SET PROBLEM: All entries below are to be set down again, identical to the source.

SUPPLIED INFORMATION:
========================================================================
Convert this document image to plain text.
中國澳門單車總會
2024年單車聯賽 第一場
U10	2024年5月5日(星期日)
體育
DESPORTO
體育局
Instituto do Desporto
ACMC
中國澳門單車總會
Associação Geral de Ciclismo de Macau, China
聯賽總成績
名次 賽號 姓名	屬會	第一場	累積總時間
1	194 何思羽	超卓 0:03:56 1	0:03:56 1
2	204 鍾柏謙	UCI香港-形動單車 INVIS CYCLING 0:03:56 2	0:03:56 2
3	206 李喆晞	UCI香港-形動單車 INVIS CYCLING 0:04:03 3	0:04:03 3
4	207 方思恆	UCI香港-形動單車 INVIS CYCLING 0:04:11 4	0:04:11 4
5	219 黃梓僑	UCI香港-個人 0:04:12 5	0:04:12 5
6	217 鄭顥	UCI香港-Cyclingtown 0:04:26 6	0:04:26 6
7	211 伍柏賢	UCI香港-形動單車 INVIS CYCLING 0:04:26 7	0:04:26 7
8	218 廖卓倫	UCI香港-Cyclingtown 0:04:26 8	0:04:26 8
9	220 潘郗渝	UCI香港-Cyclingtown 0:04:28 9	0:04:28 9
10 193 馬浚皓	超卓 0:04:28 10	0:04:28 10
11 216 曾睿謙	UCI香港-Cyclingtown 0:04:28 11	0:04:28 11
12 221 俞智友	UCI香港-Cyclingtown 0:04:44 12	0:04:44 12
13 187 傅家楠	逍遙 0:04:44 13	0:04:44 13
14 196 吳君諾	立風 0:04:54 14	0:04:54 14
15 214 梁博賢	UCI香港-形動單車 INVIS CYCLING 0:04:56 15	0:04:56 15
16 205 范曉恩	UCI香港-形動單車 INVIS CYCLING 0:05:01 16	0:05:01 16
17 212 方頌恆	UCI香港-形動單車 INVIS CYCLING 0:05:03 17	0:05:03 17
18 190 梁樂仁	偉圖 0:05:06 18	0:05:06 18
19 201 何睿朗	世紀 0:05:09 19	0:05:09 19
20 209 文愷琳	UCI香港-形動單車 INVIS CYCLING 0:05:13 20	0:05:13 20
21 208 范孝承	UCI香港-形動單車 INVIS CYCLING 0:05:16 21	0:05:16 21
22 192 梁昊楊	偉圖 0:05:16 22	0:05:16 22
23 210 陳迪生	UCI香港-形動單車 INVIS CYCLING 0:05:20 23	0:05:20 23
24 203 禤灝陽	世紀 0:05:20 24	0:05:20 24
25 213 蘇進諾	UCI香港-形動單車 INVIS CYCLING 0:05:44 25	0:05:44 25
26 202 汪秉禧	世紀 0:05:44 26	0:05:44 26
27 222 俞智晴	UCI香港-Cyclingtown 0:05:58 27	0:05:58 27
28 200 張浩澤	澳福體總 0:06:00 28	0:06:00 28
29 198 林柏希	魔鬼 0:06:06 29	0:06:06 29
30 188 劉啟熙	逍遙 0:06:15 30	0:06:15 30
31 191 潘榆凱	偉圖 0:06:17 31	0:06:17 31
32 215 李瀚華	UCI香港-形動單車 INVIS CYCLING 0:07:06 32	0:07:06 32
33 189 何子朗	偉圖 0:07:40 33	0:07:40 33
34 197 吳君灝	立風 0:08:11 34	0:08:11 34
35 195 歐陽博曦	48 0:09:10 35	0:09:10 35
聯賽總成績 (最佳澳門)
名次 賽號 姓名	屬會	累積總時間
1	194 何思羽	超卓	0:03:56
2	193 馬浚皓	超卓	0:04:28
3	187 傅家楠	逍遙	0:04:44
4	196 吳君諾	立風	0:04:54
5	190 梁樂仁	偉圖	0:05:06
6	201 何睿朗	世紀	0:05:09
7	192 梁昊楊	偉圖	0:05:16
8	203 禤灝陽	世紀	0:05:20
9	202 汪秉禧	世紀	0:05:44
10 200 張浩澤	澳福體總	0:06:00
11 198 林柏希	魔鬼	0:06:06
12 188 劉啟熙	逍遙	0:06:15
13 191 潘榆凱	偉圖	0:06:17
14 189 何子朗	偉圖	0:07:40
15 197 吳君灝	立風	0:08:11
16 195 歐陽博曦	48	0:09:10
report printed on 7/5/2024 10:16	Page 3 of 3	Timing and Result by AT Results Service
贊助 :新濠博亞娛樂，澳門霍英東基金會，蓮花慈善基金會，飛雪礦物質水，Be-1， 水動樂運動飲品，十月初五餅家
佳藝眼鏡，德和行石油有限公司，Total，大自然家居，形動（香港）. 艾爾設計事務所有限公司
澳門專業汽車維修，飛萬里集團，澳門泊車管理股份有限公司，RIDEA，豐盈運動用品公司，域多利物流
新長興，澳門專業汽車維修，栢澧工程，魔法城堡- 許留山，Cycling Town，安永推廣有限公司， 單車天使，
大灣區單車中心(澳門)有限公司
========================================================================
FINAL RESULT:
Convert this document image to plain text.
中國澳門單車總會
2024年單車聯賽 第一場
U10	2024年5月5日(星期日)
體育
DESPORTO
體育局
Instituto do Desporto
ACMC
中國澳門單車總會
Associação Geral de Ciclismo de Macau, China
聯賽總成績
名次 賽號 姓名	屬會	第一場	累積總時間
1	194 何思羽	超卓 0:03:56 1	0:03:56 1
2	204 鍾柏謙	UCI香港-形動單車 INVIS CYCLING 0:03:56 2	0:03:56 2
3	206 李喆晞	UCI香港-形動單車 INVIS CYCLING 0:04:03 3	0:04:03 3
4	207 方思恆	UCI香港-形動單車 INVIS CYCLING 0:04:11 4	0:04:11 4
5	219 黃梓僑	UCI香港-個人 0:04:12 5	0:04:12 5
6	217 鄭顥	UCI香港-Cyclingtown 0:04:26 6	0:04:26 6
7	211 伍柏賢	UCI香港-形動單車 INVIS CYCLING 0:04:26 7	0:04:26 7
8	218 廖卓倫	UCI香港-Cyclingtown 0:04:26 8	0:04:26 8
9	220 潘郗渝	UCI香港-Cyclingtown 0:04:28 9	0:04:28 9
10 193 馬浚皓	超卓 0:04:28 10	0:04:28 10
11 216 曾睿謙	UCI香港-Cyclingtown 0:04:28 11	0:04:28 11
12 221 俞智友	UCI香港-Cyclingtown 0:04:44 12	0:04:44 12
13 187 傅家楠	逍遙 0:04:44 13	0:04:44 13
14 196 吳君諾	立風 0:04:54 14	0:04:54 14
15 214 梁博賢	UCI香港-形動單車 INVIS CYCLING 0:04:56 15	0:04:56 15
16 205 范曉恩	UCI香港-形動單車 INVIS CYCLING 0:05:01 16	0:05:01 16
17 212 方頌恆	UCI香港-形動單車 INVIS CYCLING 0:05:03 17	0:05:03 17
18 190 梁樂仁	偉圖 0:05:06 18	0:05:06 18
19 201 何睿朗	世紀 0:05:09 19	0:05:09 19
20 209 文愷琳	UCI香港-形動單車 INVIS CYCLING 0:05:13 20	0:05:13 20
21 208 范孝承	UCI香港-形動單車 INVIS CYCLING 0:05:16 21	0:05:16 21
22 192 梁昊楊	偉圖 0:05:16 22	0:05:16 22
23 210 陳迪生	UCI香港-形動單車 INVIS CYCLING 0:05:20 23	0:05:20 23
24 203 禤灝陽	世紀 0:05:20 24	0:05:20 24
25 213 蘇進諾	UCI香港-形動單車 INVIS CYCLING 0:05:44 25	0:05:44 25
26 202 汪秉禧	世紀 0:05:44 26	0:05:44 26
27 222 俞智晴	UCI香港-Cyclingtown 0:05:58 27	0:05:58 27
28 200 張浩澤	澳福體總 0:06:00 28	0:06:00 28
29 198 林柏希	魔鬼 0:06:06 29	0:06:06 29
30 188 劉啟熙	逍遙 0:06:15 30	0:06:15 30
31 191 潘榆凱	偉圖 0:06:17 31	0:06:17 31
32 215 李瀚華	UCI香港-形動單車 INVIS CYCLING 0:07:06 32	0:07:06 32
33 189 何子朗	偉圖 0:07:40 33	0:07:40 33
34 197 吳君灝	立風 0:08:11 34	0:08:11 34
35 195 歐陽博曦	48 0:09:10 35	0:09:10 35
聯賽總成績 (最佳澳門)
名次 賽號 姓名	屬會	累積總時間
1	194 何思羽	超卓	0:03:56
2	193 馬浚皓	超卓	0:04:28
3	187 傅家楠	逍遙	0:04:44
4	196 吳君諾	立風	0:04:54
5	190 梁樂仁	偉圖	0:05:06
6	201 何睿朗	世紀	0:05:09
7	192 梁昊楊	偉圖	0:05:16
8	203 禤灝陽	世紀	0:05:20
9	202 汪秉禧	世紀	0:05:44
10 200 張浩澤	澳福體總	0:06:00
11 198 林柏希	魔鬼	0:06:06
12 188 劉啟熙	逍遙	0:06:15
13 191 潘榆凱	偉圖	0:06:17
14 189 何子朗	偉圖	0:07:40
15 197 吳君灝	立風	0:08:11
16 195 歐陽博曦	48	0:09:10
report printed on 7/5/2024 10:16	Page 3 of 3	Timing and Result by AT Results Service
贊助 :新濠博亞娛樂，澳門霍英東基金會，蓮花慈善基金會，飛雪礦物質水，Be-1， 水動樂運動飲品，十月初五餅家
佳藝眼鏡，德和行石油有限公司，Total，大自然家居，形動（香港）. 艾爾設計事務所有限公司
澳門專業汽車維修，飛萬里集團，澳門泊車管理股份有限公司，RIDEA，豐盈運動用品公司，域多利物流
新長興，澳門專業汽車維修，栢澧工程，魔法城堡- 許留山，Cycling Town，安永推廣有限公司， 單車天使，
大灣區單車中心(澳門)有限公司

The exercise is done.